Reproduce every line of the entry below verbatim, leaving out the picture.

★ ★ ★ ★ ★

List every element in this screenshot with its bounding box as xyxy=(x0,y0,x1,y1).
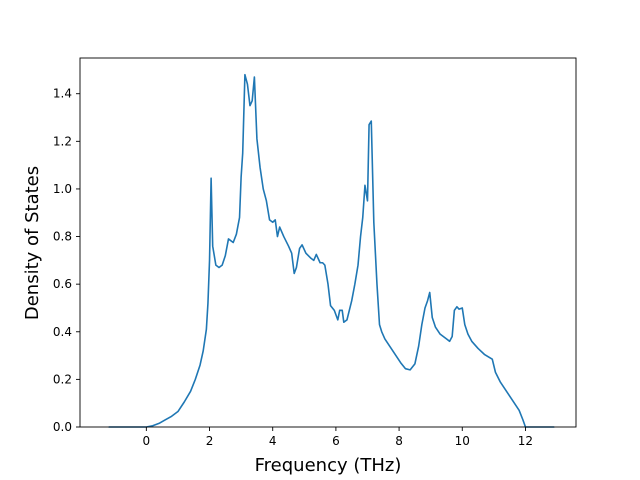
y-axis-label: Density of States xyxy=(22,166,43,320)
x-tick-label: 12 xyxy=(518,434,533,448)
y-tick-label: 0.2 xyxy=(53,372,72,386)
x-tick-label: 6 xyxy=(332,434,340,448)
y-tick-label: 1.0 xyxy=(53,182,72,196)
axes-frame xyxy=(79,57,577,428)
series-line-0 xyxy=(108,73,555,428)
x-tick-label: 2 xyxy=(206,434,214,448)
y-tick-label: 0.4 xyxy=(53,325,72,339)
x-tick-label: 4 xyxy=(269,434,277,448)
x-tick-label: 10 xyxy=(455,434,470,448)
y-tick-label: 1.4 xyxy=(53,87,72,101)
y-tick-label: 0.8 xyxy=(53,230,72,244)
x-tick-label: 0 xyxy=(143,434,151,448)
plot-area xyxy=(108,73,555,428)
y-tick-label: 0.6 xyxy=(53,277,72,291)
x-tick-label: 8 xyxy=(395,434,403,448)
axes: 0 2 4 6 8 10 12 0.0 0.2 0.4 0.6 0.8 1.0 1.2 1.4 xyxy=(53,57,577,448)
y-tick-label: 1.2 xyxy=(53,134,72,148)
x-axis-label: Frequency (THz) xyxy=(255,455,402,476)
y-tick-label: 0.0 xyxy=(53,420,72,434)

★ ★ ★ ★ ★

• Response
List every element in this screenshot with its bounding box as xyxy=(x0,y0,x1,y1).
y-axis-label: Density of States xyxy=(22,166,43,320)
x-tick-label: 12 xyxy=(518,434,533,448)
y-tick-label: 0.2 xyxy=(53,372,72,386)
x-tick-label: 6 xyxy=(332,434,340,448)
y-tick-label: 1.0 xyxy=(53,182,72,196)
axes-frame xyxy=(79,57,577,428)
series-line-0 xyxy=(108,73,555,428)
x-tick-label: 2 xyxy=(206,434,214,448)
y-tick-label: 0.4 xyxy=(53,325,72,339)
x-tick-label: 4 xyxy=(269,434,277,448)
x-tick-label: 10 xyxy=(455,434,470,448)
y-tick-label: 1.4 xyxy=(53,87,72,101)
y-tick-label: 0.8 xyxy=(53,230,72,244)
x-tick-label: 0 xyxy=(143,434,151,448)
plot-area xyxy=(108,73,555,428)
y-tick-label: 0.6 xyxy=(53,277,72,291)
x-tick-label: 8 xyxy=(395,434,403,448)
axes: 0 2 4 6 8 10 12 0.0 0.2 0.4 0.6 0.8 1.0 1.2 1.4 xyxy=(53,57,577,448)
y-tick-label: 1.2 xyxy=(53,134,72,148)
x-axis-label: Frequency (THz) xyxy=(255,455,402,476)
y-tick-label: 0.0 xyxy=(53,420,72,434)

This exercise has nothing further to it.